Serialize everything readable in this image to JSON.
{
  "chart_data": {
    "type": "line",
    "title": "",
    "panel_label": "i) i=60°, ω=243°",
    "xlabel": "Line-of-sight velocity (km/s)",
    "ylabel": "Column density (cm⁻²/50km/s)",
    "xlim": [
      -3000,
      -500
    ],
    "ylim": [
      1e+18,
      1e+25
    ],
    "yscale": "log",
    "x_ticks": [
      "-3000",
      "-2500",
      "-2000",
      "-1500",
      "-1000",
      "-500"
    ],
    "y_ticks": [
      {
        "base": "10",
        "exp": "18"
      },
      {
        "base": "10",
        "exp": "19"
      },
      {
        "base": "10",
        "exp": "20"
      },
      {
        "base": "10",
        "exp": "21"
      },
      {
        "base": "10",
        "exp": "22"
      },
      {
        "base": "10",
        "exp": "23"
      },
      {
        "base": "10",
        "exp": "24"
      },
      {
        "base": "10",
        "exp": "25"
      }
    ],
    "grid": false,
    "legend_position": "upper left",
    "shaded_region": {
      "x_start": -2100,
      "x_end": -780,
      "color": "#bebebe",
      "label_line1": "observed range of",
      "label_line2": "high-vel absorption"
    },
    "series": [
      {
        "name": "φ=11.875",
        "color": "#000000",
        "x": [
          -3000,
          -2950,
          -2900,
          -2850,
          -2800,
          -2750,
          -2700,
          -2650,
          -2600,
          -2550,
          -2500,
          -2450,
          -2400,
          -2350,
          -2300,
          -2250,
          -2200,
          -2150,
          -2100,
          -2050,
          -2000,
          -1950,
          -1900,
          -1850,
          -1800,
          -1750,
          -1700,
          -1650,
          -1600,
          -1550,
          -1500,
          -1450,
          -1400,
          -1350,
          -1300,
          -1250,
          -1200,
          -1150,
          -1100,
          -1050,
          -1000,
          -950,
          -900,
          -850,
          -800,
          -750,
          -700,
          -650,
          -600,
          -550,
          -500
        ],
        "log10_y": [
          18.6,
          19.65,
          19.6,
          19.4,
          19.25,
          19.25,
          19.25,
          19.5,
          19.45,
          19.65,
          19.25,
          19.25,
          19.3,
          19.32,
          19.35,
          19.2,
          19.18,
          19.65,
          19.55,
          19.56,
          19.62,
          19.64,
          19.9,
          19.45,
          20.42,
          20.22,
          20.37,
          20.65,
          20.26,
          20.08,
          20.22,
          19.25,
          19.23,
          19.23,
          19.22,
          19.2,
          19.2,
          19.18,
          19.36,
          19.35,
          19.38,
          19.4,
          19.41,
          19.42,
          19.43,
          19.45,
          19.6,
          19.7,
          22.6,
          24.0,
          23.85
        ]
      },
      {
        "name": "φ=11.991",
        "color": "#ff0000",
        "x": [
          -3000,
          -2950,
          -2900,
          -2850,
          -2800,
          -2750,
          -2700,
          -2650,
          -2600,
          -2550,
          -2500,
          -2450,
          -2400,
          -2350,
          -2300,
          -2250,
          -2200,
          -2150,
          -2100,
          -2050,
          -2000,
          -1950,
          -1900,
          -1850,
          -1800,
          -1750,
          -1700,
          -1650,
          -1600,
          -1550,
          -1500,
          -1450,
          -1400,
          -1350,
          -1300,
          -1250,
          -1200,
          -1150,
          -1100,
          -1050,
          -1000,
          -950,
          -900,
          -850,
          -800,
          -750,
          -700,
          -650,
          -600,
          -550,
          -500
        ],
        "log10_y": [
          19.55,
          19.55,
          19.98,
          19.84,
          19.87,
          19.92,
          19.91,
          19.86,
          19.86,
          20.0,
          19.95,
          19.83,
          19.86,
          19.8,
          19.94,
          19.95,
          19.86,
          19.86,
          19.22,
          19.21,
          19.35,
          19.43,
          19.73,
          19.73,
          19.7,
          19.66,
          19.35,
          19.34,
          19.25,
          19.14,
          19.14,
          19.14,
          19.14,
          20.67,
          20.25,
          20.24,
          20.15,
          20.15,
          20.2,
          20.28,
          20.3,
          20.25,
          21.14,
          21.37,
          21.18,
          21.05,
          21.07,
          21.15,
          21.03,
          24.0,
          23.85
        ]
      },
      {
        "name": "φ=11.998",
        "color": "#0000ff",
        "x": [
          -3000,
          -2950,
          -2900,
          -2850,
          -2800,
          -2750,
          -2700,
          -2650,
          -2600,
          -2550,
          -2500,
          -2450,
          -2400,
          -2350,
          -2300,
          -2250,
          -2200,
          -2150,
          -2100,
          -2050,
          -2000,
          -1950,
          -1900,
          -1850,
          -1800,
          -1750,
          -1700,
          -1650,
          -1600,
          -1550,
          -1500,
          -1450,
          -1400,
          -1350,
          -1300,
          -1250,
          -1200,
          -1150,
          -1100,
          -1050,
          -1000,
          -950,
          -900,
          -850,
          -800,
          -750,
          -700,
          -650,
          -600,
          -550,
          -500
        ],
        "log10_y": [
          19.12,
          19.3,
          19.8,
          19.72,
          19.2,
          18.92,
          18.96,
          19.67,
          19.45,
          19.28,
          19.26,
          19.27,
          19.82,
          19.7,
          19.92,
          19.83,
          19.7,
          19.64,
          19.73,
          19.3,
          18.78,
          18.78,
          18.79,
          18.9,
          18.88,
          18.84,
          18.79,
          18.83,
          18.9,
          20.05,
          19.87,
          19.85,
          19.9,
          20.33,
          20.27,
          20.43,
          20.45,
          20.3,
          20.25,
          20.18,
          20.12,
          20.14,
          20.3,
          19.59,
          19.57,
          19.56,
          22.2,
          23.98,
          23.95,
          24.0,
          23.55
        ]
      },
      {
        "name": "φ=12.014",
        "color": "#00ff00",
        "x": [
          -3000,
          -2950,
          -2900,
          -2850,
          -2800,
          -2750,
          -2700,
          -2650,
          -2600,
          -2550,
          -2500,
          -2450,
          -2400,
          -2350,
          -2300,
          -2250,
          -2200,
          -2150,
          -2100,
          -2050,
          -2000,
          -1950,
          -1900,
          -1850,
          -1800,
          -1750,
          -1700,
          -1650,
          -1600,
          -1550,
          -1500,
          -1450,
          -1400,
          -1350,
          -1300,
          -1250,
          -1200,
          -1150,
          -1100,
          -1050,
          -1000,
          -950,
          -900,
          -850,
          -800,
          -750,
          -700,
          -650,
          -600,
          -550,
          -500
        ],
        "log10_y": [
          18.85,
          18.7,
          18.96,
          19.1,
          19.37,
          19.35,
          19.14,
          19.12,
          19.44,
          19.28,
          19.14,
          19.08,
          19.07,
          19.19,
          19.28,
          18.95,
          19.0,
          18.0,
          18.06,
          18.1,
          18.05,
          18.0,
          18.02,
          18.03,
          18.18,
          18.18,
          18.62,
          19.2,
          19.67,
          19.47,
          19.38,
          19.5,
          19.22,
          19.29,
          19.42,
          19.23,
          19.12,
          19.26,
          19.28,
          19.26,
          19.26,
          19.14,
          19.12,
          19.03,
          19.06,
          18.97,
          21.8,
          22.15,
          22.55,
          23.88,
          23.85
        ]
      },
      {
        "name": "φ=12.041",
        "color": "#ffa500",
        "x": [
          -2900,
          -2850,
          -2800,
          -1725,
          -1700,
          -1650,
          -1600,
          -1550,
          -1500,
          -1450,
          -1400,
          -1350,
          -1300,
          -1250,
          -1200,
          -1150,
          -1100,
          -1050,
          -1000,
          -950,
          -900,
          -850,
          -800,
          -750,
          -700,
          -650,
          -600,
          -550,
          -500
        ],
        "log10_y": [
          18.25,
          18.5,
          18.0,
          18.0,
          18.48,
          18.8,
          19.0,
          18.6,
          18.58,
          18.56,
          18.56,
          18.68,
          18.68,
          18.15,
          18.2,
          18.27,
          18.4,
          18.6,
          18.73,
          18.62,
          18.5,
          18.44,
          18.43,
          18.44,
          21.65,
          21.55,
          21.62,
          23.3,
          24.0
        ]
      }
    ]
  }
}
--------------------
» **DIRECTION**
Identify the lines above that contain the word "color", then copy them.

» **SOLUTION**
      "color": "#bebebe",
        "color": "#000000",
        "color": "#ff0000",
        "color": "#0000ff",
        "color": "#00ff00",
        "color": "#ffa500",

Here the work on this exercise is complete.